GIVEN EXERCISE:
Extract the line that contains "Extract all readable text from this page." and every line after it to the end of the records below, exactly as written and nothing else.

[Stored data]
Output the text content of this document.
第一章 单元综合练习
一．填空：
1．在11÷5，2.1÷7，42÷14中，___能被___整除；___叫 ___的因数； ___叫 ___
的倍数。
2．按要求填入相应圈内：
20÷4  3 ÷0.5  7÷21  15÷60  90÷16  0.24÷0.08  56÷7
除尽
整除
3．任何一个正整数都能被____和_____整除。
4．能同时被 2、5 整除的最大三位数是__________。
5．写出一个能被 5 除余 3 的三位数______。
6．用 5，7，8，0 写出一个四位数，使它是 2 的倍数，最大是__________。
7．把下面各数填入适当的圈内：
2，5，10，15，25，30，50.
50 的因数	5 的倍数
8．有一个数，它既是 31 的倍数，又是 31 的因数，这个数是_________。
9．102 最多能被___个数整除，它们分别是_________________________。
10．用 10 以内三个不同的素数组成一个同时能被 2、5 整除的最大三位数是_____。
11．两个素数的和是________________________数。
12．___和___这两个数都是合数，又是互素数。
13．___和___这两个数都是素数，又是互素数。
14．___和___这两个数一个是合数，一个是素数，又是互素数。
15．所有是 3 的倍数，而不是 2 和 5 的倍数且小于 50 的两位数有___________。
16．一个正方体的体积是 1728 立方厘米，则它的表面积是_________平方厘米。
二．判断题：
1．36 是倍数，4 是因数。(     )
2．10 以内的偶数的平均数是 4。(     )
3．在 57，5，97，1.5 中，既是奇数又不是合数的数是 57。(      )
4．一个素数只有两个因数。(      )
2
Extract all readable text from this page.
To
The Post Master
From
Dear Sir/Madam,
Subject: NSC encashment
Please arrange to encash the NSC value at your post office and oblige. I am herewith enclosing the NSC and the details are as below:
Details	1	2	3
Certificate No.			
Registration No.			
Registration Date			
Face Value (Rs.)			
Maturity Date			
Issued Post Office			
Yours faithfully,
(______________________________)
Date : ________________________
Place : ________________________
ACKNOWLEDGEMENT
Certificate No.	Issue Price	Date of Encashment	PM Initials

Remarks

EXERCISE OUTPUT:
Extract all readable text from this page.
To
The Post Master
From
Dear Sir/Madam,
Subject: NSC encashment
Please arrange to encash the NSC value at your post office and oblige. I am herewith enclosing the NSC and the details are as below:
Details	1	2	3
Certificate No.			
Registration No.			
Registration Date			
Face Value (Rs.)			
Maturity Date			
Issued Post Office			
Yours faithfully,
(______________________________)
Date : ________________________
Place : ________________________
ACKNOWLEDGEMENT
Certificate No.	Issue Price	Date of Encashment	PM Initials

Remarks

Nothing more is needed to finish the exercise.